Task goal: Copy each line of the data below exactly, leaving out pictures.

Supplied data:
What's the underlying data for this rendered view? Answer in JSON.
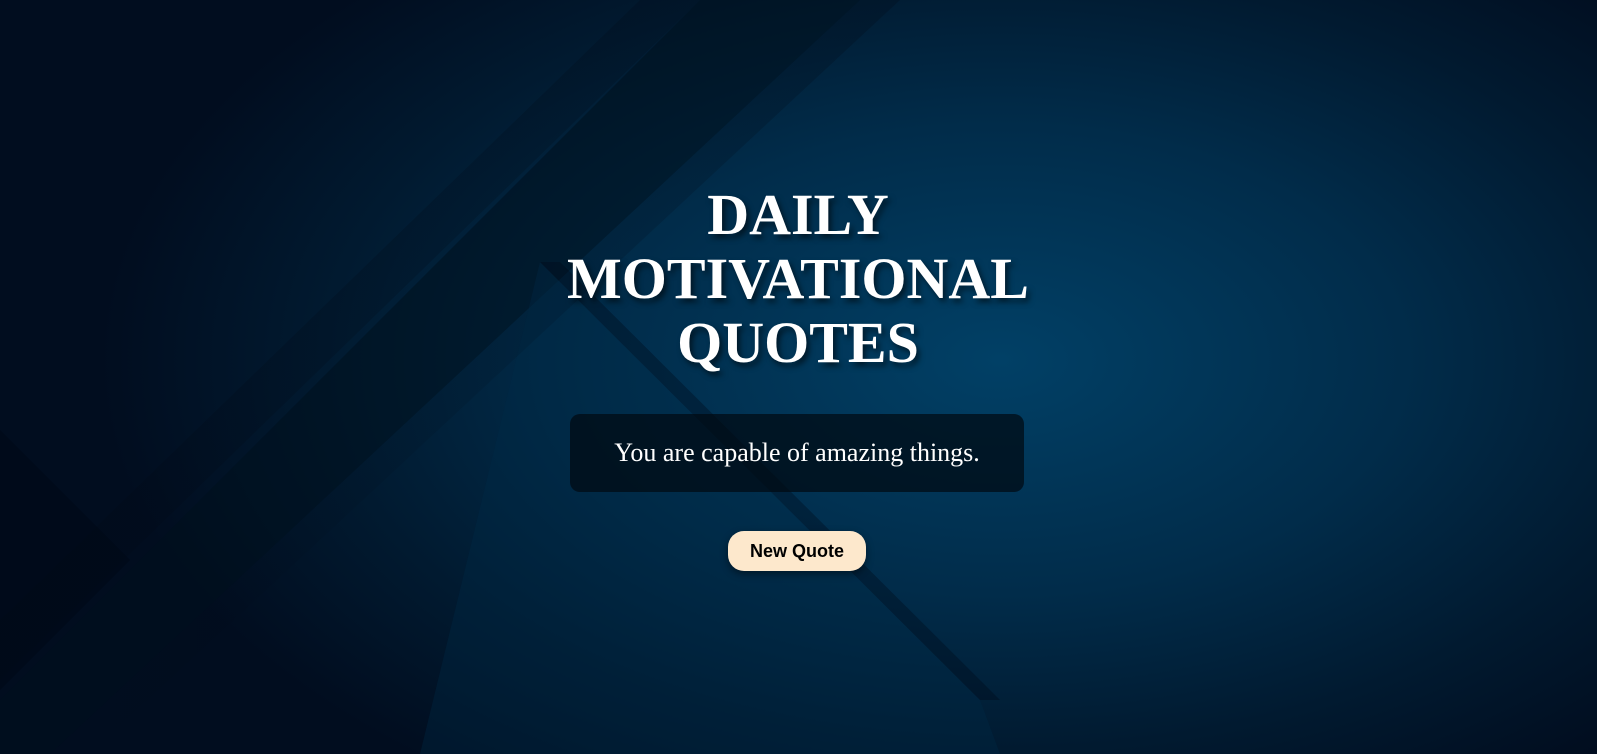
{
  "page": {
    "title_lines": [
      "DAILY",
      "MOTIVATIONAL",
      "QUOTES"
    ],
    "quote": "You are capable of amazing things.",
    "button_label": "New Quote"
  },
  "colors": {
    "background": "#013a5e",
    "button_bg": "#fde8cc",
    "quote_box_bg": "#00111c",
    "text": "#ffffff"
  }
}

Correct answer:
What's the underlying data for this rendered view? Answer in JSON.
{
  "page": {
    "title_lines": [
      "DAILY",
      "MOTIVATIONAL",
      "QUOTES"
    ],
    "quote": "You are capable of amazing things.",
    "button_label": "New Quote"
  },
  "colors": {
    "background": "#013a5e",
    "button_bg": "#fde8cc",
    "quote_box_bg": "#00111c",
    "text": "#ffffff"
  }
}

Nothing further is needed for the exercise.